Exercise instructions:
Please copy every line of the records below that holds the word "Delinquencies".

........

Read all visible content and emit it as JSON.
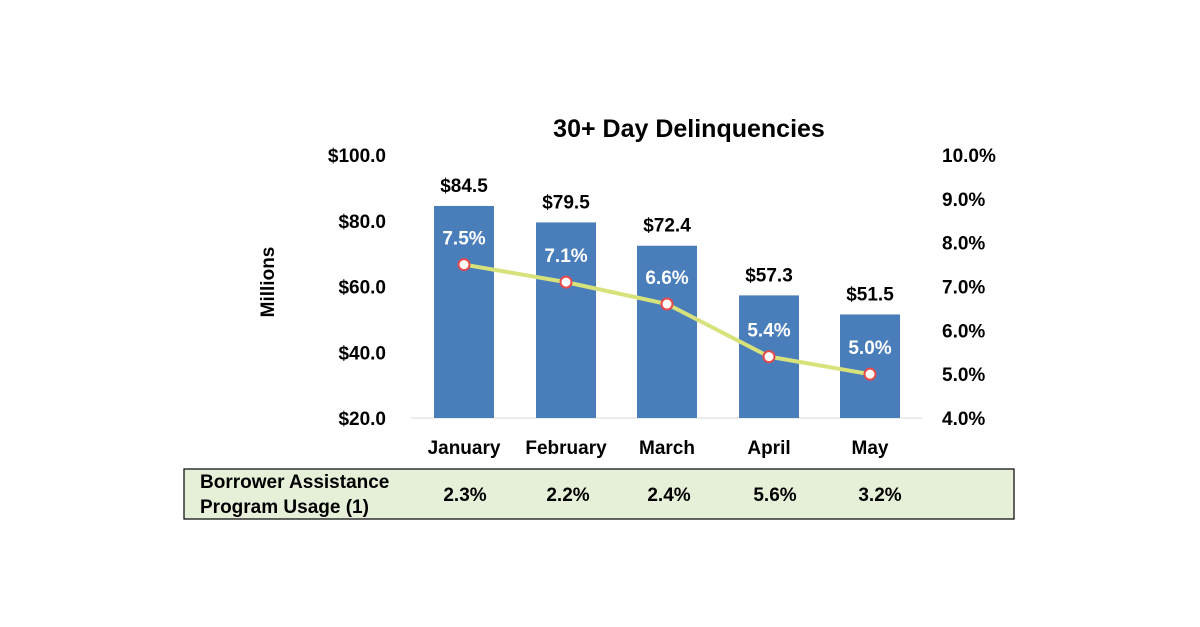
{
  "chart_data": {
    "type": "bar",
    "title": "30+ Day Delinquencies",
    "categories": [
      "January",
      "February",
      "March",
      "April",
      "May"
    ],
    "ylabel": "Millions",
    "ylim": [
      20,
      100
    ],
    "y_ticks": [
      "$20.0",
      "$40.0",
      "$60.0",
      "$80.0",
      "$100.0"
    ],
    "y2lim": [
      4.0,
      10.0
    ],
    "y2_ticks": [
      "4.0%",
      "5.0%",
      "6.0%",
      "7.0%",
      "8.0%",
      "9.0%",
      "10.0%"
    ],
    "series": [
      {
        "name": "30+ Day Delinquencies ($M)",
        "type": "bar",
        "axis": "left",
        "values": [
          84.5,
          79.5,
          72.4,
          57.3,
          51.5
        ],
        "labels": [
          "$84.5",
          "$79.5",
          "$72.4",
          "$57.3",
          "$51.5"
        ],
        "color": "#4a7ebb"
      },
      {
        "name": "Delinquency Rate",
        "type": "line",
        "axis": "right",
        "values": [
          7.5,
          7.1,
          6.6,
          5.4,
          5.0
        ],
        "labels": [
          "7.5%",
          "7.1%",
          "6.6%",
          "5.4%",
          "5.0%"
        ],
        "color": "#d8e27a",
        "marker_edge_color": "#e8484a"
      }
    ],
    "grid": false
  },
  "bap_table": {
    "title_line1": "Borrower Assistance",
    "title_line2": "Program Usage (1)",
    "values": [
      "2.3%",
      "2.2%",
      "2.4%",
      "5.6%",
      "3.2%"
    ],
    "background": "#e6f0d9"
  }
}
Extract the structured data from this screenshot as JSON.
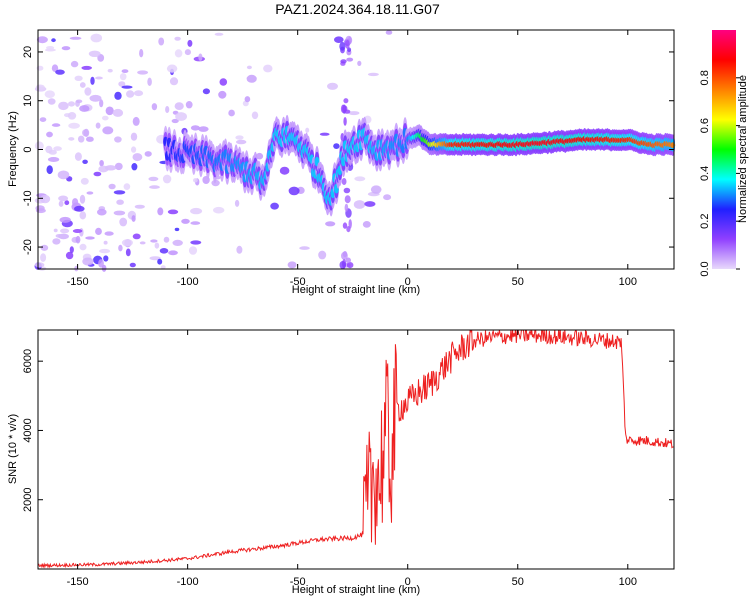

........

Correct response:
    "title": "30+ Day Delinquencies",
        "name": "30+ Day Delinquencies ($M)",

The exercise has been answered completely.